Start of Material for this task

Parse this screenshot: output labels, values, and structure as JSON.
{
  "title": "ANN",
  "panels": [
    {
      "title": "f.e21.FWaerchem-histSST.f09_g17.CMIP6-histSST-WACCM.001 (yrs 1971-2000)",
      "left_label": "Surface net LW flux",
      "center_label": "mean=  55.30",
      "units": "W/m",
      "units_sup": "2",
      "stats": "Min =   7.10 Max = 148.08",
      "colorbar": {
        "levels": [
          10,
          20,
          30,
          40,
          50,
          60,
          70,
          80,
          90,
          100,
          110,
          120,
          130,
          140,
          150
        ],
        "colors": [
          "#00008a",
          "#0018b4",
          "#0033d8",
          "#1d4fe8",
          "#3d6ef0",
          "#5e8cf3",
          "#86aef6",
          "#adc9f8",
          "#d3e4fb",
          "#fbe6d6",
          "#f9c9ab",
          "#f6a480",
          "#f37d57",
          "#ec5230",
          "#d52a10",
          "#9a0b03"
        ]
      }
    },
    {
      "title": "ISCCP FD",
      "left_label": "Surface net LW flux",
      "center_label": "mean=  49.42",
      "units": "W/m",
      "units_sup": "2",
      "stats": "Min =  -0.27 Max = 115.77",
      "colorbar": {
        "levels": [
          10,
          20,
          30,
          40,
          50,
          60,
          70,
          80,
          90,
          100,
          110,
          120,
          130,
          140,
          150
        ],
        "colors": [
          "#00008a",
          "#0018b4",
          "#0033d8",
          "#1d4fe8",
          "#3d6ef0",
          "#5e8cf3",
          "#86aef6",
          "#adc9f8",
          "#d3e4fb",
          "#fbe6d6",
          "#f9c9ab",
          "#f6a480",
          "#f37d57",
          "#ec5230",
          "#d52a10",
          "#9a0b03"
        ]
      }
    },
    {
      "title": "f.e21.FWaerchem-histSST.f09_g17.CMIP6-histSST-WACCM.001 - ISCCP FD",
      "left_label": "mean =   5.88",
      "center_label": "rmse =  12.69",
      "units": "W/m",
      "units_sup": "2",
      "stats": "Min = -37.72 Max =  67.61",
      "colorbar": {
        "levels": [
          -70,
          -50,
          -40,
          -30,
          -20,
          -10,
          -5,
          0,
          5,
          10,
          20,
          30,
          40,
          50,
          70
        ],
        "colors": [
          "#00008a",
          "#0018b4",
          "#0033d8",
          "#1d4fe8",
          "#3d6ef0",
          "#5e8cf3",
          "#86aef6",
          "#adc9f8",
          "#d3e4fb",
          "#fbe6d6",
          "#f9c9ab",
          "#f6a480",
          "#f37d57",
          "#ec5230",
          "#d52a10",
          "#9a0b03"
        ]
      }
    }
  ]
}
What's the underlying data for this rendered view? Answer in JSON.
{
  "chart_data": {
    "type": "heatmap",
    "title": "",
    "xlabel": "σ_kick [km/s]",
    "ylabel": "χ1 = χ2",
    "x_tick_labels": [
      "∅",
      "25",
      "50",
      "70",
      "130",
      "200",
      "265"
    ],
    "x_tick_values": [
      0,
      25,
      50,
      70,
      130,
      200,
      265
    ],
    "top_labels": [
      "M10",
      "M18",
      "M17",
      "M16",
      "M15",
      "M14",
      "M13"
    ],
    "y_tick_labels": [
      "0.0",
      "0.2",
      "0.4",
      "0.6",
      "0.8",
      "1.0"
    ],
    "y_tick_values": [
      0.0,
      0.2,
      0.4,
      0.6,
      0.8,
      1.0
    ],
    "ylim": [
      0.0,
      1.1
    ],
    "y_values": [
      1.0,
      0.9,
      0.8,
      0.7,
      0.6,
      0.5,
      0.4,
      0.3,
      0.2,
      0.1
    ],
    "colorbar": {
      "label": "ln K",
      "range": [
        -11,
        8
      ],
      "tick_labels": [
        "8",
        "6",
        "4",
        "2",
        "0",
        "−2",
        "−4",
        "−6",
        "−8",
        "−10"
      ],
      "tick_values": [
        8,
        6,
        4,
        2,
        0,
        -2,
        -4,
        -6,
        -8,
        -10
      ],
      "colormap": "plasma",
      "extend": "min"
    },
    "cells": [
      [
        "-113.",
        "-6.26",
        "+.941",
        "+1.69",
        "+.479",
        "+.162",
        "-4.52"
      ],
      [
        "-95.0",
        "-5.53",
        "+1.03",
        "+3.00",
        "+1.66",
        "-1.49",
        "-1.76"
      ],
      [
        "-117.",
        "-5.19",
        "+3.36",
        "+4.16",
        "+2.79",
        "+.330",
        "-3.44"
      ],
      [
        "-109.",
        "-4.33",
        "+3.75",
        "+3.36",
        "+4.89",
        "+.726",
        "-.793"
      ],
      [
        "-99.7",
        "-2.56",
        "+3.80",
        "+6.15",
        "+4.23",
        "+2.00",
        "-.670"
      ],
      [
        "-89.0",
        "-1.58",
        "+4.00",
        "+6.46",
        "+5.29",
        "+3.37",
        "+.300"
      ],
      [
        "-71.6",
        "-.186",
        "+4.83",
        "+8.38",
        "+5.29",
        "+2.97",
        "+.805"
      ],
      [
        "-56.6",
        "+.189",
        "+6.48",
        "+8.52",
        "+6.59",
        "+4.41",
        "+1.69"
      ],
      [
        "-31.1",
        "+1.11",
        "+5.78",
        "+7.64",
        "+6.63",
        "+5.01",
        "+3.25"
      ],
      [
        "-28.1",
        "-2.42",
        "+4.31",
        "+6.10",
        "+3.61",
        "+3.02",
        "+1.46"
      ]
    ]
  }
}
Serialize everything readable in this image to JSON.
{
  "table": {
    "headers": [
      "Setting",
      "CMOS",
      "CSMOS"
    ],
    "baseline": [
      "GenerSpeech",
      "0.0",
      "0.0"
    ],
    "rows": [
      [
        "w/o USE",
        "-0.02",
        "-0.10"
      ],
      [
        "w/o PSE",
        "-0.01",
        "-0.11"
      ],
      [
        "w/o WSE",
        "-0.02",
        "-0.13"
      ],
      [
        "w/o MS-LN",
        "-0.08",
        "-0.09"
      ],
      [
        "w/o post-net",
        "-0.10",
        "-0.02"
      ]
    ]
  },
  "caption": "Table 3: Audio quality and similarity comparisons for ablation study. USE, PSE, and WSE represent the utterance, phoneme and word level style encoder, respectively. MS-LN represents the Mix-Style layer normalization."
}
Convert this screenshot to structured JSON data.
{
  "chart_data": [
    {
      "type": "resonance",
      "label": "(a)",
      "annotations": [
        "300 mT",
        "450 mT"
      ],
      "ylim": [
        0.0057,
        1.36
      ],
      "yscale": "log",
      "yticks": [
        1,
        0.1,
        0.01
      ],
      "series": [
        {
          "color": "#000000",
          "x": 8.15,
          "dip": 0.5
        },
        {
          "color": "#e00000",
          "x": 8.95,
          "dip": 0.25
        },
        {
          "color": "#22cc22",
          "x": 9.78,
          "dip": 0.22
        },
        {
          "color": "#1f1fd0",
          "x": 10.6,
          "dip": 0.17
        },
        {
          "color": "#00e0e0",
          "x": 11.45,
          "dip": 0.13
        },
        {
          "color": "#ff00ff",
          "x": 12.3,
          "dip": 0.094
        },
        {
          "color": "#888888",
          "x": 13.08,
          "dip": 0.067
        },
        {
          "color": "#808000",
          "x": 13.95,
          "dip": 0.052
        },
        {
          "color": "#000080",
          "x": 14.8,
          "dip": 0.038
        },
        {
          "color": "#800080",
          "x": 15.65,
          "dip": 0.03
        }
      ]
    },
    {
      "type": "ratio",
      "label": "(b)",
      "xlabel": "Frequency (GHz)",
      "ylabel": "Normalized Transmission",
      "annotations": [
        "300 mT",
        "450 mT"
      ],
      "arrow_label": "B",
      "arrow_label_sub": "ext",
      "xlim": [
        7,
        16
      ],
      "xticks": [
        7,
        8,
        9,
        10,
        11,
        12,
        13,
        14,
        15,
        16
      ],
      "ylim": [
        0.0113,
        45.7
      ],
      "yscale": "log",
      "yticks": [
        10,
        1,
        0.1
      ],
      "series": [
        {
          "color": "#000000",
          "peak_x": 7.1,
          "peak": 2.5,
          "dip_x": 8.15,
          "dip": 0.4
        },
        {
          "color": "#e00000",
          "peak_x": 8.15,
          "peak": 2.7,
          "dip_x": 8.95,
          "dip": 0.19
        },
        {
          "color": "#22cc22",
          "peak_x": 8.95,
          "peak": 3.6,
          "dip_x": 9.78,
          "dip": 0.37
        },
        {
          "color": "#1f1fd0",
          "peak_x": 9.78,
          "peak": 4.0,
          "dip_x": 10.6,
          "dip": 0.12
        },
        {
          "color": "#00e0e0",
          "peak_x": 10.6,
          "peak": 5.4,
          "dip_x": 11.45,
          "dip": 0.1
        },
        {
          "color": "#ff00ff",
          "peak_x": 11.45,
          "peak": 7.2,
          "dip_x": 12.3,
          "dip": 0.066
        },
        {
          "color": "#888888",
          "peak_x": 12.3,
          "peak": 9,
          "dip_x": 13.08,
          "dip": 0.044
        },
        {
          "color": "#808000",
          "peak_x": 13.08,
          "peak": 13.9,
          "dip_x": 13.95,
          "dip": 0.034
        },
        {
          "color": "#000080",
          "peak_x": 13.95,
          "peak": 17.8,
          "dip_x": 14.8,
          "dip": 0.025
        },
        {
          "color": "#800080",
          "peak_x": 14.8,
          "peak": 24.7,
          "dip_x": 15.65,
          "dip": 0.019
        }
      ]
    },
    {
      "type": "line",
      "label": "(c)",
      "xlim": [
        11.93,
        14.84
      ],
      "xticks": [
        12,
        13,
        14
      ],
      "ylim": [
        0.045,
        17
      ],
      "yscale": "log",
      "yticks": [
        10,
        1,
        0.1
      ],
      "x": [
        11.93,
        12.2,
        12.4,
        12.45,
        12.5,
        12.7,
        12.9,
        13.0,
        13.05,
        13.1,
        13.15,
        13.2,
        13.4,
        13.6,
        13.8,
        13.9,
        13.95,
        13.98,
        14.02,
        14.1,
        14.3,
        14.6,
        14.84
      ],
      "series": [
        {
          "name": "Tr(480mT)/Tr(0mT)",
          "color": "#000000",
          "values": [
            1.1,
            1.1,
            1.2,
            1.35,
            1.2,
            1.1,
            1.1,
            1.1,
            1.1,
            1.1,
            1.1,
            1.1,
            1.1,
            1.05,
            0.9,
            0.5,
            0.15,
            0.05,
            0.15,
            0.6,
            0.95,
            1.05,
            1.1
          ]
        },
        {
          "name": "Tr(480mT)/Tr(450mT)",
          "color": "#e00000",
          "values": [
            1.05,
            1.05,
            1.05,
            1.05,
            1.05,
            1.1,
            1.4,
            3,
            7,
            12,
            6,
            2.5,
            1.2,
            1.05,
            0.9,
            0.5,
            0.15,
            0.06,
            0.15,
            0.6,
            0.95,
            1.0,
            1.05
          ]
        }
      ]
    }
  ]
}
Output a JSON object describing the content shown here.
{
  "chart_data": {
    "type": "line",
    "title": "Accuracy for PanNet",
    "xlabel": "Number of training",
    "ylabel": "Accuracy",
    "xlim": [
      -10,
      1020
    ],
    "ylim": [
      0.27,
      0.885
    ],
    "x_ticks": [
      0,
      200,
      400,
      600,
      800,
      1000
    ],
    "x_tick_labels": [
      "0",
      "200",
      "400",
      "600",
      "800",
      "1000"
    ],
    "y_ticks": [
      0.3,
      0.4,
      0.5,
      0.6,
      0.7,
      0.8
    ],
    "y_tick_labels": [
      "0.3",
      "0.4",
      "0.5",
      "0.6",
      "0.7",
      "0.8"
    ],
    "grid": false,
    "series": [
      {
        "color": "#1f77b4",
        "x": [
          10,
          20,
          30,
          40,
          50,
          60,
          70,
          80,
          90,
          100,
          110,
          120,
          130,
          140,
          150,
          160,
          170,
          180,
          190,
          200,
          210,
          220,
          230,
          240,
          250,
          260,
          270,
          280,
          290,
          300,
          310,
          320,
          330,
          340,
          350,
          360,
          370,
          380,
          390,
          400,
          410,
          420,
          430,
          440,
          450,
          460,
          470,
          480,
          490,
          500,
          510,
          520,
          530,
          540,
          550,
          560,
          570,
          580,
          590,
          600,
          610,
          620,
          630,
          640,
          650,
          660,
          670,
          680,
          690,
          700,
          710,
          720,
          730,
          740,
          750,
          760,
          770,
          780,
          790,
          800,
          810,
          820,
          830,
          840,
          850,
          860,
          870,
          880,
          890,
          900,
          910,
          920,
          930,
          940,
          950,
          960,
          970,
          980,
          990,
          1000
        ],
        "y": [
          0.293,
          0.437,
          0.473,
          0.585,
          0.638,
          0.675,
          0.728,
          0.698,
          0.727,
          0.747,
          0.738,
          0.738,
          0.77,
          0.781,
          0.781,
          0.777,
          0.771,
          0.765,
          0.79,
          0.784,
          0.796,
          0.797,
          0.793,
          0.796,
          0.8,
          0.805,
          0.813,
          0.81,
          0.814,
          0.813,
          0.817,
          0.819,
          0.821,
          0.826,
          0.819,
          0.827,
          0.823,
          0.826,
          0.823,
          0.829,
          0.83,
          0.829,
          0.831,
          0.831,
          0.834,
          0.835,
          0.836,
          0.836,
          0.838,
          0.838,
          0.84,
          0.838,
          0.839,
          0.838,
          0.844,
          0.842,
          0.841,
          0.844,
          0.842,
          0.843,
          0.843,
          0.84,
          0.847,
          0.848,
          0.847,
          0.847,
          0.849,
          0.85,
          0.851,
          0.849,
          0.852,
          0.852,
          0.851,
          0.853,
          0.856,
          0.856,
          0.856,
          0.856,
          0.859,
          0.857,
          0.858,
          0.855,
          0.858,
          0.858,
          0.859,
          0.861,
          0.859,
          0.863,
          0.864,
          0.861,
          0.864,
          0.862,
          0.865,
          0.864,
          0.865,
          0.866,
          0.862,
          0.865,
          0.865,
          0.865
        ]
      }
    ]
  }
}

End of Material for this task

▶ **Exercise aim**
Pull out all lines containing the word "name" from the entries above.

▶ **Solution to this problem**
          "name": "Tr(480mT)/Tr(0mT)",
          "name": "Tr(480mT)/Tr(450mT)",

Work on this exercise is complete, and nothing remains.